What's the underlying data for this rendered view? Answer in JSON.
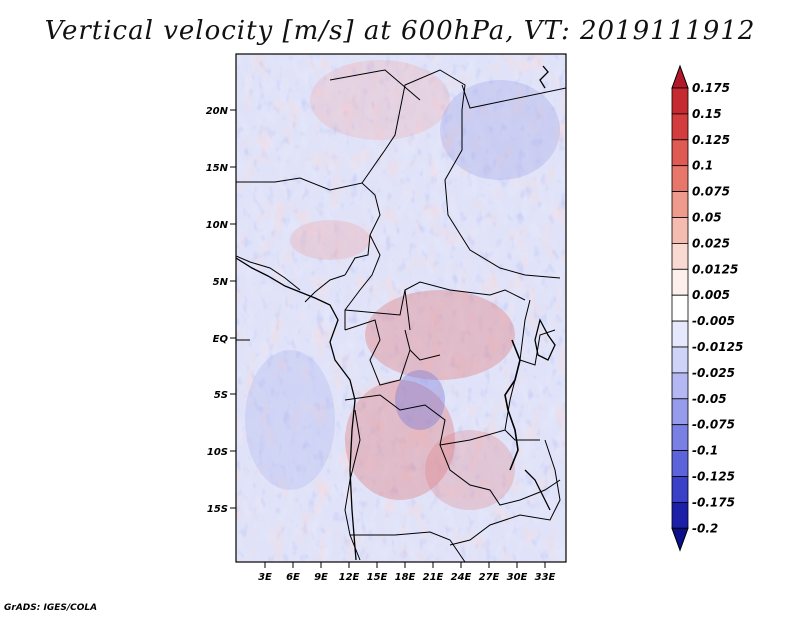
{
  "title": "Vertical velocity [m/s] at 600hPa, VT: 2019111912",
  "footer": "GrADS: IGES/COLA",
  "map": {
    "lat_labels": [
      "20N",
      "15N",
      "10N",
      "5N",
      "EQ",
      "5S",
      "10S",
      "15S"
    ],
    "lon_labels": [
      "3E",
      "6E",
      "9E",
      "12E",
      "15E",
      "18E",
      "21E",
      "24E",
      "27E",
      "30E",
      "33E"
    ]
  },
  "colorbar": {
    "labels": [
      "0.175",
      "0.15",
      "0.125",
      "0.1",
      "0.075",
      "0.05",
      "0.025",
      "0.0125",
      "0.005",
      "-0.005",
      "-0.0125",
      "-0.025",
      "-0.05",
      "-0.075",
      "-0.1",
      "-0.125",
      "-0.175",
      "-0.2"
    ],
    "colors": [
      "#b2182b",
      "#c62a31",
      "#d43d3d",
      "#de5a52",
      "#e6776a",
      "#ee9a8c",
      "#f4bbb0",
      "#f9dad2",
      "#fdf0ec",
      "#ffffff",
      "#e6e8fb",
      "#cfd3f7",
      "#b3b8f2",
      "#969ceb",
      "#7a80e3",
      "#5d63da",
      "#3b40c8",
      "#1c1fa8",
      "#0c0e8a"
    ]
  }
}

Request –
Return every line of the records exactly as given, pictures excluded.

Reply to the exercise –
What's the underlying data for this rendered view? Answer in JSON.
{
  "title": "Vertical velocity [m/s] at 600hPa, VT: 2019111912",
  "footer": "GrADS: IGES/COLA",
  "map": {
    "lat_labels": [
      "20N",
      "15N",
      "10N",
      "5N",
      "EQ",
      "5S",
      "10S",
      "15S"
    ],
    "lon_labels": [
      "3E",
      "6E",
      "9E",
      "12E",
      "15E",
      "18E",
      "21E",
      "24E",
      "27E",
      "30E",
      "33E"
    ]
  },
  "colorbar": {
    "labels": [
      "0.175",
      "0.15",
      "0.125",
      "0.1",
      "0.075",
      "0.05",
      "0.025",
      "0.0125",
      "0.005",
      "-0.005",
      "-0.0125",
      "-0.025",
      "-0.05",
      "-0.075",
      "-0.1",
      "-0.125",
      "-0.175",
      "-0.2"
    ],
    "colors": [
      "#b2182b",
      "#c62a31",
      "#d43d3d",
      "#de5a52",
      "#e6776a",
      "#ee9a8c",
      "#f4bbb0",
      "#f9dad2",
      "#fdf0ec",
      "#ffffff",
      "#e6e8fb",
      "#cfd3f7",
      "#b3b8f2",
      "#969ceb",
      "#7a80e3",
      "#5d63da",
      "#3b40c8",
      "#1c1fa8",
      "#0c0e8a"
    ]
  }
}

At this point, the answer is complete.